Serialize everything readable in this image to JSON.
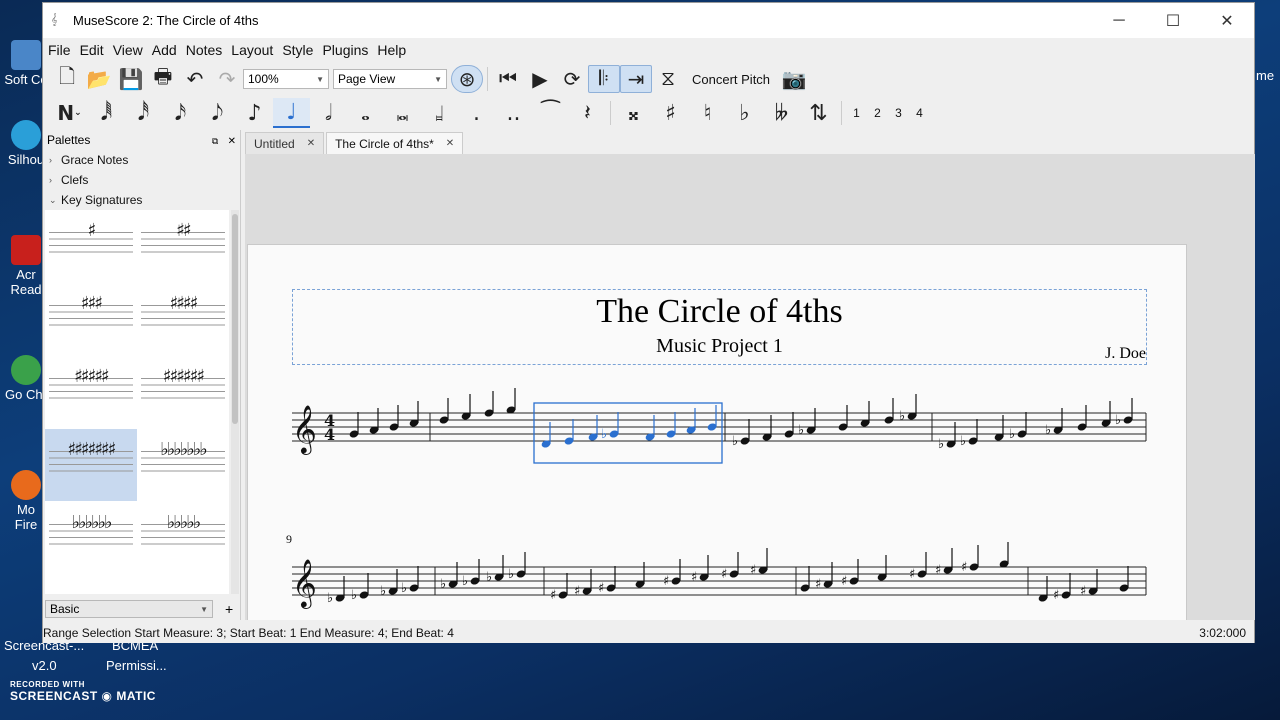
{
  "desktop": {
    "icons": [
      {
        "label": "Soft Ce"
      },
      {
        "label": "Silhou"
      },
      {
        "label": "Acr Read"
      },
      {
        "label": "Go Chr"
      },
      {
        "label": "Mo Fire"
      }
    ],
    "bottom_labels": [
      "Screencast-...",
      "BCMEA",
      "v2.0",
      "Permissi..."
    ],
    "recorder": {
      "small": "RECORDED WITH",
      "big_left": "SCREENCAST",
      "big_right": "MATIC"
    },
    "right_edge_text": "me"
  },
  "window": {
    "title": "MuseScore 2: The Circle of 4ths",
    "controls": {
      "minimize": "─",
      "maximize": "☐",
      "close": "✕"
    }
  },
  "menu": [
    "File",
    "Edit",
    "View",
    "Add",
    "Notes",
    "Layout",
    "Style",
    "Plugins",
    "Help"
  ],
  "toolbar": {
    "zoom": "100%",
    "view_mode": "Page View",
    "concert_pitch": "Concert Pitch"
  },
  "note_toolbar": {
    "durations": [
      "𝅘𝅥𝅱",
      "𝅘𝅥𝅰",
      "𝅘𝅥𝅯",
      "𝅘𝅥𝅮",
      "♪",
      "♩",
      "𝅗𝅥",
      "𝅝",
      "𝅜",
      "𝆷"
    ],
    "active_index": 5,
    "accidentals": [
      "𝄪",
      "♯",
      "♮",
      "♭",
      "𝄫"
    ],
    "voices": [
      "1",
      "2",
      "3",
      "4"
    ]
  },
  "palettes": {
    "header": "Palettes",
    "items": [
      {
        "label": "Grace Notes",
        "chevron": "›"
      },
      {
        "label": "Clefs",
        "chevron": "›"
      },
      {
        "label": "Key Signatures",
        "chevron": "⌄"
      }
    ],
    "key_signatures": [
      {
        "sym": "♯",
        "selected": false
      },
      {
        "sym": "♯♯",
        "selected": false
      },
      {
        "sym": "♯♯♯",
        "selected": false
      },
      {
        "sym": "♯♯♯♯",
        "selected": false
      },
      {
        "sym": "♯♯♯♯♯",
        "selected": false
      },
      {
        "sym": "♯♯♯♯♯♯",
        "selected": false
      },
      {
        "sym": "♯♯♯♯♯♯♯",
        "selected": true
      },
      {
        "sym": "♭♭♭♭♭♭♭",
        "selected": false
      },
      {
        "sym": "♭♭♭♭♭♭",
        "selected": false
      },
      {
        "sym": "♭♭♭♭♭",
        "selected": false
      }
    ],
    "footer_select": "Basic",
    "add_button": "+"
  },
  "tabs": [
    {
      "label": "Untitled",
      "active": false
    },
    {
      "label": "The Circle of 4ths*",
      "active": true
    }
  ],
  "score": {
    "title": "The Circle of 4ths",
    "subtitle": "Music Project 1",
    "composer": "J. Doe",
    "time_signature": {
      "top": "4",
      "bottom": "4"
    },
    "system2_measure_number": "9"
  },
  "status": {
    "left": "Range Selection Start Measure: 3; Start Beat: 1 End Measure: 4; End Beat: 4",
    "right": "3:02:000"
  },
  "colors": {
    "selection": "#2a6fcf"
  }
}
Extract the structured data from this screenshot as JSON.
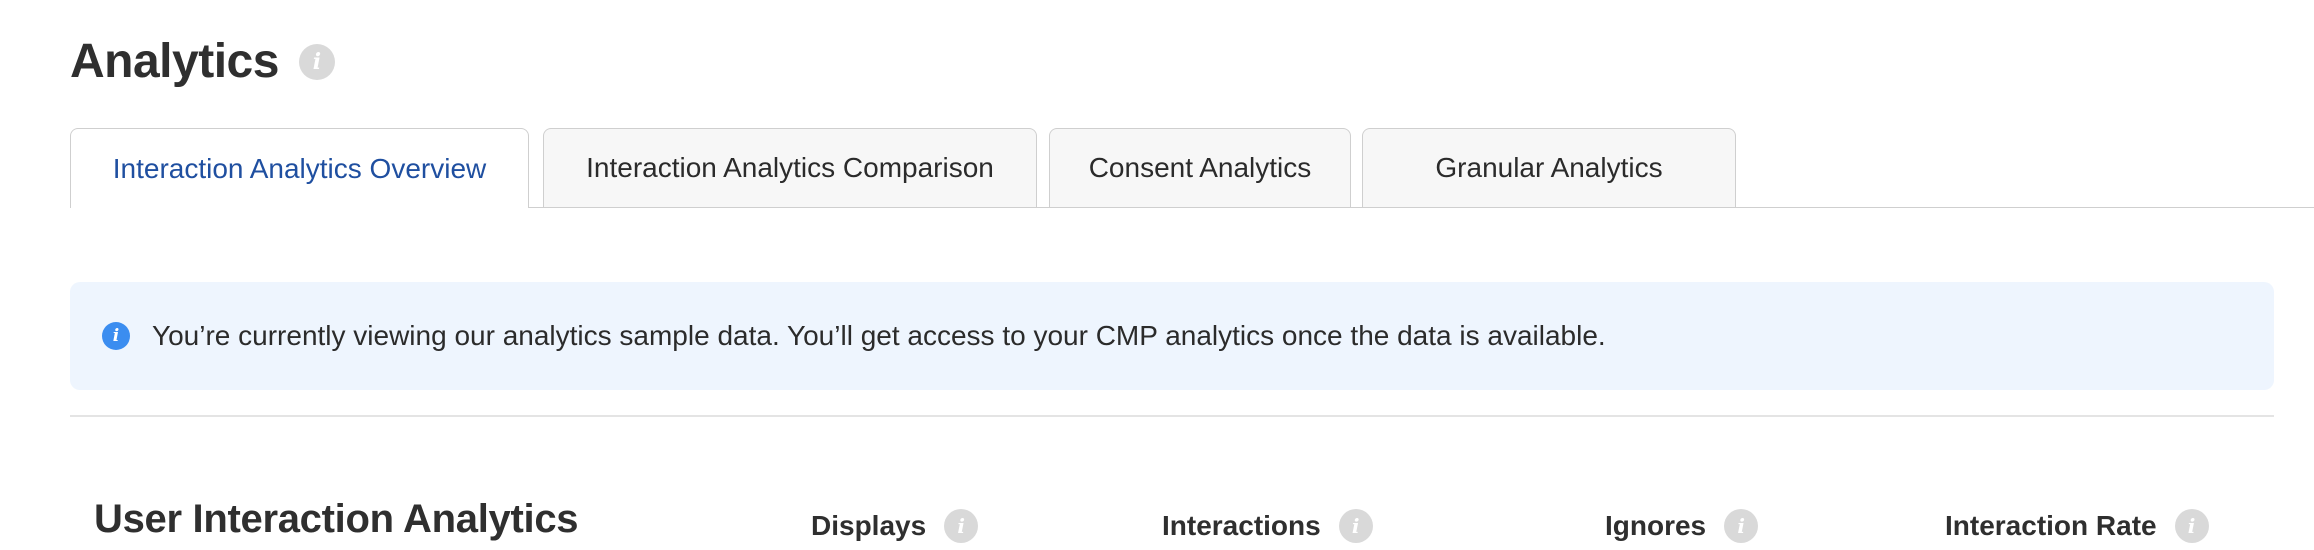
{
  "header": {
    "title": "Analytics",
    "info_icon": "info-icon"
  },
  "tabs": [
    {
      "label": "Interaction Analytics Overview",
      "active": true
    },
    {
      "label": "Interaction Analytics Comparison",
      "active": false
    },
    {
      "label": "Consent Analytics",
      "active": false
    },
    {
      "label": "Granular Analytics",
      "active": false
    }
  ],
  "notice": {
    "icon": "info-icon",
    "text": "You’re currently viewing our analytics sample data. You’ll get access to your CMP analytics once the data is available."
  },
  "section": {
    "title": "User Interaction Analytics",
    "metrics": [
      {
        "label": "Displays",
        "icon": "info-icon"
      },
      {
        "label": "Interactions",
        "icon": "info-icon"
      },
      {
        "label": "Ignores",
        "icon": "info-icon"
      },
      {
        "label": "Interaction Rate",
        "icon": "info-icon"
      }
    ]
  },
  "colors": {
    "active_tab_text": "#1f4fa0",
    "notice_background": "#eef5fe",
    "notice_icon": "#3b8df0",
    "info_icon_gray": "#d9d9d9"
  }
}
============================================================
* The task *
What is the number of lines in these records that contain "data"? Reply with the number only.

* Written response *
2